**What needs to be done**
Below is a listing to transcribe in full and exactly; keep the pictures out.

Stored records:
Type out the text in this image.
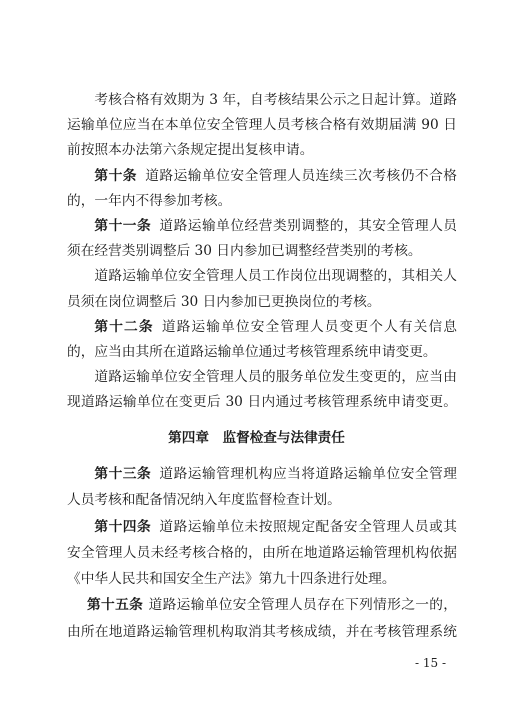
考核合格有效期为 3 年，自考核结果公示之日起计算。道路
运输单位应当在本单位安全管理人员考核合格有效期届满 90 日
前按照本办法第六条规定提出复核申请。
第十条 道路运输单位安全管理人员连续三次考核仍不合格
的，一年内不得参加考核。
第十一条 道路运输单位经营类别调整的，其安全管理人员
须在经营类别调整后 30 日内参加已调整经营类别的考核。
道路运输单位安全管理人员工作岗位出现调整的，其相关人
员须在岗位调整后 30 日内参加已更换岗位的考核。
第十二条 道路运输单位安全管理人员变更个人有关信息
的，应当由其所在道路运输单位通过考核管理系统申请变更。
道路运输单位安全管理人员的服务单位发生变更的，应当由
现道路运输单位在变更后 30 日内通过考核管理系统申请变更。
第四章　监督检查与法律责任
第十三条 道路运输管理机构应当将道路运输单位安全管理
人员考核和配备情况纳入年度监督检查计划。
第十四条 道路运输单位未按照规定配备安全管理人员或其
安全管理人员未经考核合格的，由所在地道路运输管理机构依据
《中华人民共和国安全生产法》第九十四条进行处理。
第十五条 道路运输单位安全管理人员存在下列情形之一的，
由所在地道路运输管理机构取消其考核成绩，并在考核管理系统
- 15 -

**Response**
Type out the text in this image.
考核合格有效期为 3 年，自考核结果公示之日起计算。道路
运输单位应当在本单位安全管理人员考核合格有效期届满 90 日
前按照本办法第六条规定提出复核申请。
第十条 道路运输单位安全管理人员连续三次考核仍不合格
的，一年内不得参加考核。
第十一条 道路运输单位经营类别调整的，其安全管理人员
须在经营类别调整后 30 日内参加已调整经营类别的考核。
道路运输单位安全管理人员工作岗位出现调整的，其相关人
员须在岗位调整后 30 日内参加已更换岗位的考核。
第十二条 道路运输单位安全管理人员变更个人有关信息
的，应当由其所在道路运输单位通过考核管理系统申请变更。
道路运输单位安全管理人员的服务单位发生变更的，应当由
现道路运输单位在变更后 30 日内通过考核管理系统申请变更。
第四章　监督检查与法律责任
第十三条 道路运输管理机构应当将道路运输单位安全管理
人员考核和配备情况纳入年度监督检查计划。
第十四条 道路运输单位未按照规定配备安全管理人员或其
安全管理人员未经考核合格的，由所在地道路运输管理机构依据
《中华人民共和国安全生产法》第九十四条进行处理。
第十五条 道路运输单位安全管理人员存在下列情形之一的，
由所在地道路运输管理机构取消其考核成绩，并在考核管理系统
- 15 -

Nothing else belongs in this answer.